### [THE TASK]
For the material that follows, list every line containing the word "Доказательство".

### [EXTRACTED ENTRIES]

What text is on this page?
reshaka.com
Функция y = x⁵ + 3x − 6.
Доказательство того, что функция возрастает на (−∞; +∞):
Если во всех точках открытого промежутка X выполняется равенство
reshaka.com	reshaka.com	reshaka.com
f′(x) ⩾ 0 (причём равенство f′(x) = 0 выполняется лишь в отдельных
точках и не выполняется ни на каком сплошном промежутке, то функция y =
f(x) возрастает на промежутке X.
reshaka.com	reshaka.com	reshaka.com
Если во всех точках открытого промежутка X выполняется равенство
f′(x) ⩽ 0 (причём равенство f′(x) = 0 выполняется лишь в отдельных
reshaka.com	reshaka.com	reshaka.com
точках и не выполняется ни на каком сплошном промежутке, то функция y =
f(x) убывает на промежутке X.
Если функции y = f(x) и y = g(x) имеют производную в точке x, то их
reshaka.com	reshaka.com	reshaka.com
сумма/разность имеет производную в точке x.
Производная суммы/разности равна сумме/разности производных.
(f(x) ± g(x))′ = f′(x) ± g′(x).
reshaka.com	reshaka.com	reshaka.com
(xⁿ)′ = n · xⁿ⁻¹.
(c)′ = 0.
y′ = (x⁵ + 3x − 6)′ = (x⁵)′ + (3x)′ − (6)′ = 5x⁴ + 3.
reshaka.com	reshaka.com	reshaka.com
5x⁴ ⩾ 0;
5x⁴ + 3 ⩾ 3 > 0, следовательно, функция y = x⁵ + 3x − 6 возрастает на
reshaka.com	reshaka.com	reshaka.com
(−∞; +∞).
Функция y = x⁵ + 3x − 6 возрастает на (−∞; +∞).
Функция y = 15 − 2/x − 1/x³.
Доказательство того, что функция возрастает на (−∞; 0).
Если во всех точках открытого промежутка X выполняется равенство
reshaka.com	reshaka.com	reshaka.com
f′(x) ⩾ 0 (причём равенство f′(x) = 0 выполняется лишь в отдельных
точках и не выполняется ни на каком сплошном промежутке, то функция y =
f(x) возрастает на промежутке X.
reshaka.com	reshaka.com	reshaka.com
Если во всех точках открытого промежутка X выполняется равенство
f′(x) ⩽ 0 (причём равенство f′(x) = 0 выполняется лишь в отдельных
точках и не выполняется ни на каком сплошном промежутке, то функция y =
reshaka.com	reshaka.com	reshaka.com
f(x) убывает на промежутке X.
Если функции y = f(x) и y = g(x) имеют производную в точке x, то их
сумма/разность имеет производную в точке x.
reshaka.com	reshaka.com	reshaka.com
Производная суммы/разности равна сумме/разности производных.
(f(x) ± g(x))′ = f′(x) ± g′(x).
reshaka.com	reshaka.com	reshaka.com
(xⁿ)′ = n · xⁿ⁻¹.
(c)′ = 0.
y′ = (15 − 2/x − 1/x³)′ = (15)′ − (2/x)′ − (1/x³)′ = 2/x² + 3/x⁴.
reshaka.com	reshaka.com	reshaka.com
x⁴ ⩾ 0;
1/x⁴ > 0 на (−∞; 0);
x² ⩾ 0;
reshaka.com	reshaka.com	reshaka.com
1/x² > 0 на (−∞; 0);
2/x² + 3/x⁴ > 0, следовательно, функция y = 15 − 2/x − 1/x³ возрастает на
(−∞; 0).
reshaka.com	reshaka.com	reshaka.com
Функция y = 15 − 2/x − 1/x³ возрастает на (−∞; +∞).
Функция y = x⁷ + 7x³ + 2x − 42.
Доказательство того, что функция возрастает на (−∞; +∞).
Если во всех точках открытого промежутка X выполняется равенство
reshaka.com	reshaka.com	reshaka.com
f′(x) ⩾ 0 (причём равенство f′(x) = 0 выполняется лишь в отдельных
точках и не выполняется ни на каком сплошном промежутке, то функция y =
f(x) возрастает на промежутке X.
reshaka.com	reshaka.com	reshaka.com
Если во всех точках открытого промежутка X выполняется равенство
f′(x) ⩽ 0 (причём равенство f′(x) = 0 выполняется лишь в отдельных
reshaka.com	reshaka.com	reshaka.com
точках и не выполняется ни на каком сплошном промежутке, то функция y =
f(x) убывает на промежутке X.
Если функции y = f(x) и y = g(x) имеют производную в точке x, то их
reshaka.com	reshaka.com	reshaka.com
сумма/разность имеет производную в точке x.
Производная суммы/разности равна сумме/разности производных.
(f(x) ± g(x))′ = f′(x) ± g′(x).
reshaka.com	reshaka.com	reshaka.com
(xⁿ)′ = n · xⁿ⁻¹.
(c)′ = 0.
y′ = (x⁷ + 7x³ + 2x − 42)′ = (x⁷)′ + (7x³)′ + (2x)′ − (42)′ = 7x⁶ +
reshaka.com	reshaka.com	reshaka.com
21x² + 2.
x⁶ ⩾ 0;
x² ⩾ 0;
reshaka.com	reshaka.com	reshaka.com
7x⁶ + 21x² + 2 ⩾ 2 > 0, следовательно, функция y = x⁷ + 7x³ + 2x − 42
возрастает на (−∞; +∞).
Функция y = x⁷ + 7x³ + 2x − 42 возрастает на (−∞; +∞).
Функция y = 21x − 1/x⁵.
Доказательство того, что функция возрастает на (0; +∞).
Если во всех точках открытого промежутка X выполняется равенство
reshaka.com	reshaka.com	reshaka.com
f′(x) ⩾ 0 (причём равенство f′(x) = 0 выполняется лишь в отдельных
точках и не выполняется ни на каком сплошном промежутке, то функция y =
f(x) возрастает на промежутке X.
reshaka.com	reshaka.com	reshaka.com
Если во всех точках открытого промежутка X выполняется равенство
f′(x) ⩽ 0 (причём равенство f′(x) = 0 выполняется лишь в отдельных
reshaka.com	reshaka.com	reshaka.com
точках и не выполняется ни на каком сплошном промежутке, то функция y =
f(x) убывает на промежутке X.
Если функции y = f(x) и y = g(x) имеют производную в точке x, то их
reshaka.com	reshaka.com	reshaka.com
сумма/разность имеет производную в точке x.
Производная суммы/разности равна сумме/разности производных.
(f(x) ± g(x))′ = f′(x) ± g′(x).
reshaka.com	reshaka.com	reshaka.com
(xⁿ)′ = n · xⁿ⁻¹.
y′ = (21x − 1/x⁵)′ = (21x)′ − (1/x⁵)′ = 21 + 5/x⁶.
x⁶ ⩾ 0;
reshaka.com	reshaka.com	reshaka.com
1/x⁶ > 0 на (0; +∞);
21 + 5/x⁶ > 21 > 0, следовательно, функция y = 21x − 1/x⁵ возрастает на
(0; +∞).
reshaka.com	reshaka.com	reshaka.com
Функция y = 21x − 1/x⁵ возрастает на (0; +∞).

### [ANSWER TO THIS EXERCISE]
Доказательство того, что функция возрастает на (−∞; +∞):
Доказательство того, что функция возрастает на (−∞; 0).
Доказательство того, что функция возрастает на (−∞; +∞).
Доказательство того, что функция возрастает на (0; +∞).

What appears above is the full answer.